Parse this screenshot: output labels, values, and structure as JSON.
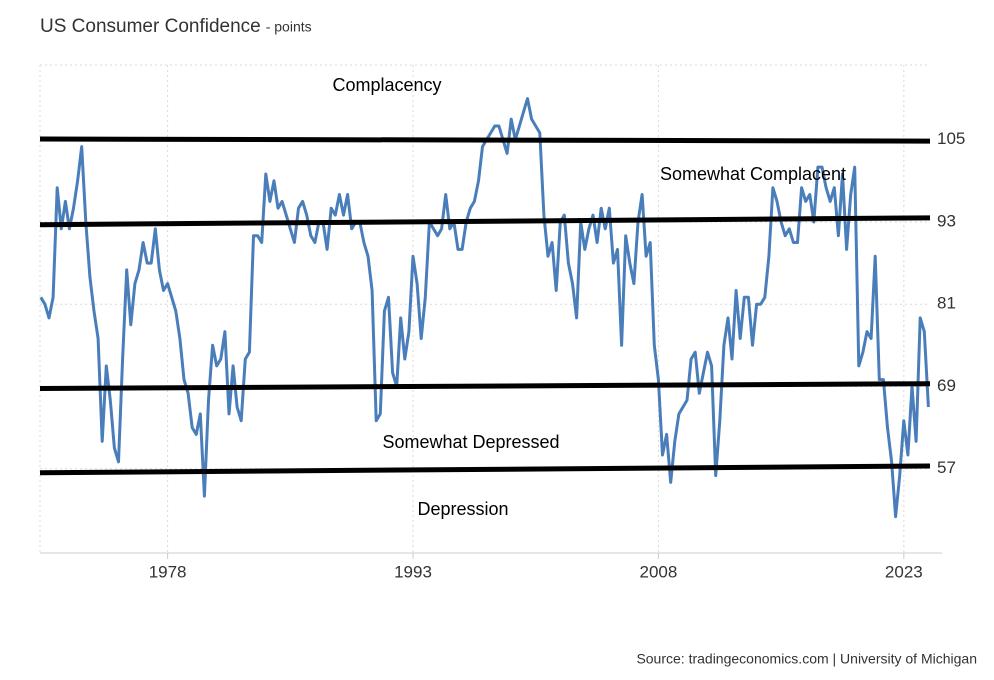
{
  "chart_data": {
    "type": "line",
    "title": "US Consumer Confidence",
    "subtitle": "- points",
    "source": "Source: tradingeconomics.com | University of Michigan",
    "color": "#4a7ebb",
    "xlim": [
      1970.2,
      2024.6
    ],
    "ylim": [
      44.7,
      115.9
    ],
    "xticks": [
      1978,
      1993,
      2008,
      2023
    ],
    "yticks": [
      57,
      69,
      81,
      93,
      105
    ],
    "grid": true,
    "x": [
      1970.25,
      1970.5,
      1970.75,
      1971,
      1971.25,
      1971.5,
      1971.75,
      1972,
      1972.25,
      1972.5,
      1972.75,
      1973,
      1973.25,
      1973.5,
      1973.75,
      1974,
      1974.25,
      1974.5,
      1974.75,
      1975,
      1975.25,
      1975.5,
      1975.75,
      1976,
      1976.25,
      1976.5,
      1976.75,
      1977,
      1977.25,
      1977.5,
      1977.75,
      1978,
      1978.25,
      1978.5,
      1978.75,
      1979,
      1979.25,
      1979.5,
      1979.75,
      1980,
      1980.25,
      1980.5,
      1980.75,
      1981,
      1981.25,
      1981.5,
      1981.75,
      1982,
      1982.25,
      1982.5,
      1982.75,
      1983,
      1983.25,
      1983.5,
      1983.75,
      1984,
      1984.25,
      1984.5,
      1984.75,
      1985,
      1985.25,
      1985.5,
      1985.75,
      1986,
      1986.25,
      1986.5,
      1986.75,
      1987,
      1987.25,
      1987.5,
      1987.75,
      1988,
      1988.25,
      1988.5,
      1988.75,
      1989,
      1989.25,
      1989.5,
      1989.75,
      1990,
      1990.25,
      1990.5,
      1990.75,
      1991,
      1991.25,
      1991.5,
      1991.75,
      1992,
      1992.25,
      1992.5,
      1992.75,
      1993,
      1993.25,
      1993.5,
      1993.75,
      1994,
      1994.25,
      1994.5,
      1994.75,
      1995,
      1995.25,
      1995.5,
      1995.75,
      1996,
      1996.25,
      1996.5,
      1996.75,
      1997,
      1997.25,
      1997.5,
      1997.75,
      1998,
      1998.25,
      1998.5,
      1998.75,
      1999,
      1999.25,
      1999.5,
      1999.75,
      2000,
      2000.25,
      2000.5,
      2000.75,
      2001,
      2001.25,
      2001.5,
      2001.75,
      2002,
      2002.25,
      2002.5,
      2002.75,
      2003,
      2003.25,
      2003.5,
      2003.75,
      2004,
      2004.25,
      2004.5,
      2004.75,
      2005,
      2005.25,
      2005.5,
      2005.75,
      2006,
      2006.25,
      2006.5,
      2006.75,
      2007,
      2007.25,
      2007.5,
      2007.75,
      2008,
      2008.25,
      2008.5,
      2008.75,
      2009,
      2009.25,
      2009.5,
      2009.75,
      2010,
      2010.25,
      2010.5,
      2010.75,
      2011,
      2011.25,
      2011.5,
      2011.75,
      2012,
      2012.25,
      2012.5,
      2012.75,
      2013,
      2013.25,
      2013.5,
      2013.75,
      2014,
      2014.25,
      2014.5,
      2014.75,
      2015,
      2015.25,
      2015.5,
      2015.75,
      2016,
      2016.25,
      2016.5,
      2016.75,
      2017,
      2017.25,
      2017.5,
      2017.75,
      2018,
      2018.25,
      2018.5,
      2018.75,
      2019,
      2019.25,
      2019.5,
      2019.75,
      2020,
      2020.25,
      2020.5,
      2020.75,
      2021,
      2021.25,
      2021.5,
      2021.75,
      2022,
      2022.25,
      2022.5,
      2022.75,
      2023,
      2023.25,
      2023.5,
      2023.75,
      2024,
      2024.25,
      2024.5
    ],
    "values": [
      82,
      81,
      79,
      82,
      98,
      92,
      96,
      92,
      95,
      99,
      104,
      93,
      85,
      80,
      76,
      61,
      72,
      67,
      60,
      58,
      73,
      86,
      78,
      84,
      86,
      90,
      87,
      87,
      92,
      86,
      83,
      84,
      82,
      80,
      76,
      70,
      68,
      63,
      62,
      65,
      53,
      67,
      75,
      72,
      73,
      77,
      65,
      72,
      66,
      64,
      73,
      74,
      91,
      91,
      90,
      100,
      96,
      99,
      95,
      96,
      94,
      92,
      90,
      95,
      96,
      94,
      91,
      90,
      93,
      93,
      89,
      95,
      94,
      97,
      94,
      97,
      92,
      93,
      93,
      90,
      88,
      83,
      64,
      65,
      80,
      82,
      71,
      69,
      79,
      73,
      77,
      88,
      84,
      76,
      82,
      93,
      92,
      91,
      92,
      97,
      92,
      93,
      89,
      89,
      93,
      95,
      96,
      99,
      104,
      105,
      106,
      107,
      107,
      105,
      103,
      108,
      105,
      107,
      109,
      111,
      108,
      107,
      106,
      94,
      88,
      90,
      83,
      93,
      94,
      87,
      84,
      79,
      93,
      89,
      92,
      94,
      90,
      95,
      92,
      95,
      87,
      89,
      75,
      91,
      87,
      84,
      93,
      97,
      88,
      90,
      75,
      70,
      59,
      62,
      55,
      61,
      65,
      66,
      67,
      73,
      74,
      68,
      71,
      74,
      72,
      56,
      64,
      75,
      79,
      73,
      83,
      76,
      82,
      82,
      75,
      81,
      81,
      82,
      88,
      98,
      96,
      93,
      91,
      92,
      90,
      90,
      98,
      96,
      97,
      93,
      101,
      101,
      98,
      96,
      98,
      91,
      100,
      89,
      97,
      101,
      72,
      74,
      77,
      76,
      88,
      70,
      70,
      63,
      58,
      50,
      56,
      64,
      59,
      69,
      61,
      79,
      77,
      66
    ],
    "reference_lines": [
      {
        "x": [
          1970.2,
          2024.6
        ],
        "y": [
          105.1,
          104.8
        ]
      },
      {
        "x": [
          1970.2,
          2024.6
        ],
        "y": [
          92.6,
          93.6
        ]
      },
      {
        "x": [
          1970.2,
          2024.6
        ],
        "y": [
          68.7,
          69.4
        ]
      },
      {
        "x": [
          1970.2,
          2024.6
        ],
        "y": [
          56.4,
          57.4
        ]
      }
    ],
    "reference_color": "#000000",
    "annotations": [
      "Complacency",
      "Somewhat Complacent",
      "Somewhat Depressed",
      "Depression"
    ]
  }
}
:::
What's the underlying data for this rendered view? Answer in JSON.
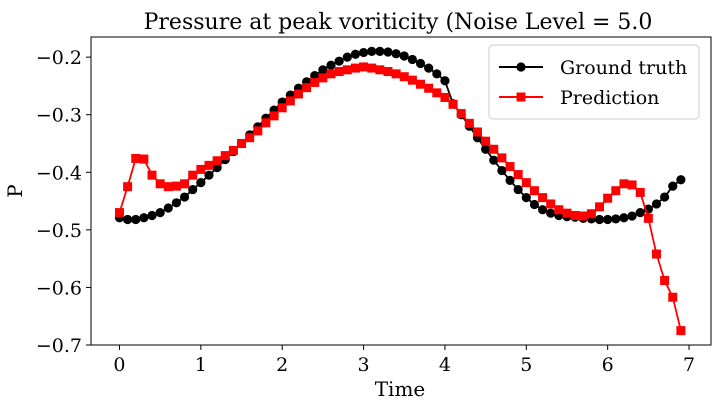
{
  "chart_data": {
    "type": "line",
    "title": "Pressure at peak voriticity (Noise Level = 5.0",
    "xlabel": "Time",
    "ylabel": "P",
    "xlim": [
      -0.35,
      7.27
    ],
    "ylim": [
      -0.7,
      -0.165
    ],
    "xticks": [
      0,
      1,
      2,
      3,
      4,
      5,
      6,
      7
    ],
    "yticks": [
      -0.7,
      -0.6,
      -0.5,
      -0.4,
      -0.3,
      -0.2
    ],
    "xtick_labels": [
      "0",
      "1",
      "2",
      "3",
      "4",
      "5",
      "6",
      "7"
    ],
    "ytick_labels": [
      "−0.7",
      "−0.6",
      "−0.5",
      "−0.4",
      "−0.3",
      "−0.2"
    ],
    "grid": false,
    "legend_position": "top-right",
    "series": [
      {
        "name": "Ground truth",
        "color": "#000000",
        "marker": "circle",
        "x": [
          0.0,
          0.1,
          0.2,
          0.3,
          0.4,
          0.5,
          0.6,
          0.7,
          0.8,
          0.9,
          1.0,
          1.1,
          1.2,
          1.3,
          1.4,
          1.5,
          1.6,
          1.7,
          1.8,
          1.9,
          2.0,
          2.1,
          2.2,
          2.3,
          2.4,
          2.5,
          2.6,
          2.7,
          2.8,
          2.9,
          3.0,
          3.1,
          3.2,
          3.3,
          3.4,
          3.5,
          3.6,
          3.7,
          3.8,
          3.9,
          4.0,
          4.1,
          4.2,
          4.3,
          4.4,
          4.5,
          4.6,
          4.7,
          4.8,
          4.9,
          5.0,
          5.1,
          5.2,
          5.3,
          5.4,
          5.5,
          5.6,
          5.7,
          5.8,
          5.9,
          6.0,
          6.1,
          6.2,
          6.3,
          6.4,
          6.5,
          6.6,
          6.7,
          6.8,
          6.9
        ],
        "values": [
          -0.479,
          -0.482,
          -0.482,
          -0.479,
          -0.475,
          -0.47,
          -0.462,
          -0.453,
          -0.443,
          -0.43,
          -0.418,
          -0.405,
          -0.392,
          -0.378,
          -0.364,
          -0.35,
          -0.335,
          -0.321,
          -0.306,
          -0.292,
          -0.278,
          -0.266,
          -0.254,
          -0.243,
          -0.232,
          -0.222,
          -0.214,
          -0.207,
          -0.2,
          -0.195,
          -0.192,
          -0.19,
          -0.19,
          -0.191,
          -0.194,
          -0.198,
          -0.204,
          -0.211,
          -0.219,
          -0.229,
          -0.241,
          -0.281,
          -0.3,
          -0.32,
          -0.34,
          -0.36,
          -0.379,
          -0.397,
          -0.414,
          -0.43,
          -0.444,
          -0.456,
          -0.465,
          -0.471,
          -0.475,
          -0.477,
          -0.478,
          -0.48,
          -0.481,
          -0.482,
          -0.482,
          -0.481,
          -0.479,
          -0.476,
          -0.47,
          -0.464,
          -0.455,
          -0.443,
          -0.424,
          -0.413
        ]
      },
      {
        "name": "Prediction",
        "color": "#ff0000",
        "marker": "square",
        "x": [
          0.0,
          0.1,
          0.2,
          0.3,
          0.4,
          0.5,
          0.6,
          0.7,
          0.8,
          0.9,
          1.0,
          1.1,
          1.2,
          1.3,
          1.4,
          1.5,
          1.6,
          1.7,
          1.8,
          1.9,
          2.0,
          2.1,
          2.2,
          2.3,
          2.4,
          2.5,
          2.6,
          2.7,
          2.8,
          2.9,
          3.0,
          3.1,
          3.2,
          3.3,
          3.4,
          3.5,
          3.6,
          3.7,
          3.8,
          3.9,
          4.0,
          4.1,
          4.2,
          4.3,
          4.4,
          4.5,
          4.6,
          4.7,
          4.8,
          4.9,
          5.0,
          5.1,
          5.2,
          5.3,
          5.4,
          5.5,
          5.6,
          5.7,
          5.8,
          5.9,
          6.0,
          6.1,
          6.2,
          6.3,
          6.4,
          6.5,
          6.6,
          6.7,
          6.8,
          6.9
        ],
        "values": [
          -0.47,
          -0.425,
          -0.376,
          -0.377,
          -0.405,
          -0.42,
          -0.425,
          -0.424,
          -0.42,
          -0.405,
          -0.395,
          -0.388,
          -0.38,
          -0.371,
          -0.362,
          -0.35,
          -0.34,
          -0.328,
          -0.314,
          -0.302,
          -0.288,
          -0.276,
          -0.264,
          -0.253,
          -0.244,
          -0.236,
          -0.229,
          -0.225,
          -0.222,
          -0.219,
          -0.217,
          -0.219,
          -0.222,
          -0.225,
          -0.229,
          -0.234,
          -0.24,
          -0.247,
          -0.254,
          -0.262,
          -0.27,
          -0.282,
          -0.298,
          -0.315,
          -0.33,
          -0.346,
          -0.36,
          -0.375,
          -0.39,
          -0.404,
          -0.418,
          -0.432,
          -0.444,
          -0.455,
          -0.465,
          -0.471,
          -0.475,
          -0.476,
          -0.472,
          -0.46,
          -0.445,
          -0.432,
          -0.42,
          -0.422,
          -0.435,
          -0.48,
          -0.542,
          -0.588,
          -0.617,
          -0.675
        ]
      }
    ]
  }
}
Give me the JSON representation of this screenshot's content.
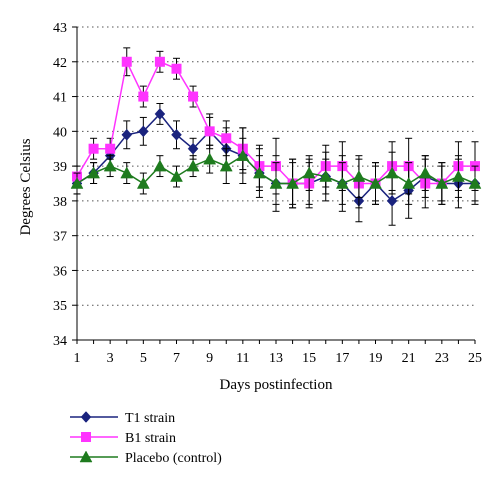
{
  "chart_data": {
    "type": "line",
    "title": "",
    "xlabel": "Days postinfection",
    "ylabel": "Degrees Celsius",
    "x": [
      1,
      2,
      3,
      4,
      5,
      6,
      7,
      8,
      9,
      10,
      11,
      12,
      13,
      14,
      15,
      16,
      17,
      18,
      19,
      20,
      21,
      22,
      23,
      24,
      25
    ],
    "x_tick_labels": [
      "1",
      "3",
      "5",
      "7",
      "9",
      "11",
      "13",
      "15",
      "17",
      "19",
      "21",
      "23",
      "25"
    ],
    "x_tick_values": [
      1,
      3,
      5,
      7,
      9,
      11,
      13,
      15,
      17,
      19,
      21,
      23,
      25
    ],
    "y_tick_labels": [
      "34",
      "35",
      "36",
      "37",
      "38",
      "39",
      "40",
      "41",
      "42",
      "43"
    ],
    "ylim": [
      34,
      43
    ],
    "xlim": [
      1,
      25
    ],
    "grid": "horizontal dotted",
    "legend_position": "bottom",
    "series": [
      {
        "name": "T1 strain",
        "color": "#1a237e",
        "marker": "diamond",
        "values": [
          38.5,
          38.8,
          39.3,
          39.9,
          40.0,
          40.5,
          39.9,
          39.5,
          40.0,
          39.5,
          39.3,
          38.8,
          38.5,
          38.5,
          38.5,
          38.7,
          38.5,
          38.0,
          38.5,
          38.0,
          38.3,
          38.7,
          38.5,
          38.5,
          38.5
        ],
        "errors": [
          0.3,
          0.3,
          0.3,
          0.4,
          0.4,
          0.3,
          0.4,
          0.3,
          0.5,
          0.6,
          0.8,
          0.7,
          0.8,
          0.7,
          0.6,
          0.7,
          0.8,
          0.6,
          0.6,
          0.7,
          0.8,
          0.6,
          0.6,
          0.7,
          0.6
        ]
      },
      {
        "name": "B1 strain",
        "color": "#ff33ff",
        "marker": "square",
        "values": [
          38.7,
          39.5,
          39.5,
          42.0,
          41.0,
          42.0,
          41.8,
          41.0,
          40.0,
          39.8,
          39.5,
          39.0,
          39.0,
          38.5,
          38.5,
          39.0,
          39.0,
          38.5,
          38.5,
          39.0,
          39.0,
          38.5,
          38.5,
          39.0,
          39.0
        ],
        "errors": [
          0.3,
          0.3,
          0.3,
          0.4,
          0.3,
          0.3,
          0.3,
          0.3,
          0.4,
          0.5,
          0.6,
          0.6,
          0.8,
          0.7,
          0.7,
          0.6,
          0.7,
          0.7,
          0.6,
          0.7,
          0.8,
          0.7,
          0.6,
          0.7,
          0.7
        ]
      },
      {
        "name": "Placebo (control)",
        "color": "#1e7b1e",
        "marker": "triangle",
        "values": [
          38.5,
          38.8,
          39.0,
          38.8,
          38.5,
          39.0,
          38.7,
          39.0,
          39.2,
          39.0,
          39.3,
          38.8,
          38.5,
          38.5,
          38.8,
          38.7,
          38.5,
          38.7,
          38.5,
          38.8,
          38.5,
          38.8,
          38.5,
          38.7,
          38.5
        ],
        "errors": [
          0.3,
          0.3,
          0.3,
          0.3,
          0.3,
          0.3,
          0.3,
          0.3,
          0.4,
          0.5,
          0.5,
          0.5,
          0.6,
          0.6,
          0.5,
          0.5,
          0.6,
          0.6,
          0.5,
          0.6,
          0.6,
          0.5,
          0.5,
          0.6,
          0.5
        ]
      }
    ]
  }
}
:::
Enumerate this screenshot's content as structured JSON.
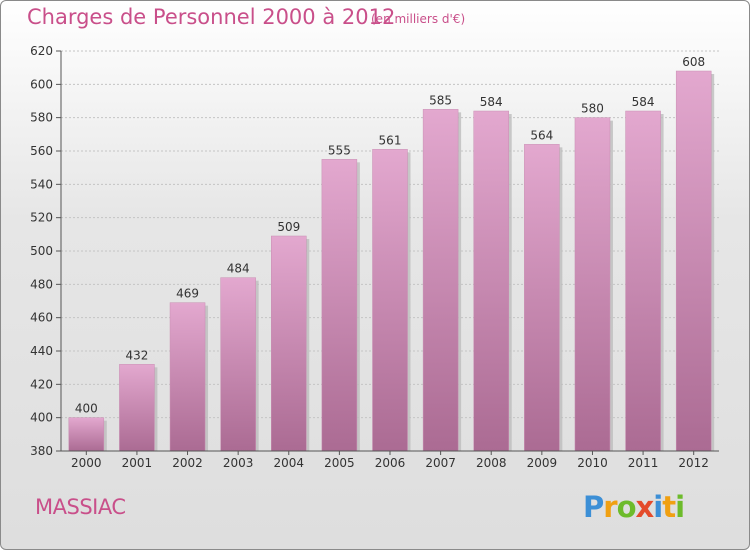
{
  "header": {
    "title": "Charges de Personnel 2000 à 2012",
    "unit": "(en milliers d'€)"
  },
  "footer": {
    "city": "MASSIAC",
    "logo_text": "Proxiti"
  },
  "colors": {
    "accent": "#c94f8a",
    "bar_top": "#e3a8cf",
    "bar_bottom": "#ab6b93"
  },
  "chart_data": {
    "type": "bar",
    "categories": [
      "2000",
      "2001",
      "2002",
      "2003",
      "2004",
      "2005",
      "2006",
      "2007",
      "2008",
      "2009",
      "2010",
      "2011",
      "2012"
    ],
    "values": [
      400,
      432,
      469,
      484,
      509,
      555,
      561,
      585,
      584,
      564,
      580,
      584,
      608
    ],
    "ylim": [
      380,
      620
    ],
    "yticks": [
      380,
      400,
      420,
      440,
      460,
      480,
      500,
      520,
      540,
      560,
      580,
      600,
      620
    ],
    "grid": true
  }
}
:::
[DIRECTIONS]: List the lines of the entries that include "JSON".

[COMPLETE ANSWER]:
Parse this screenshot: output labels, values, and structure as JSON.
What's the underlying data for this rendered view? Answer in JSON.
Give me the JSON representation of this screenshot's content.
Enumerate this screenshot's content as structured JSON.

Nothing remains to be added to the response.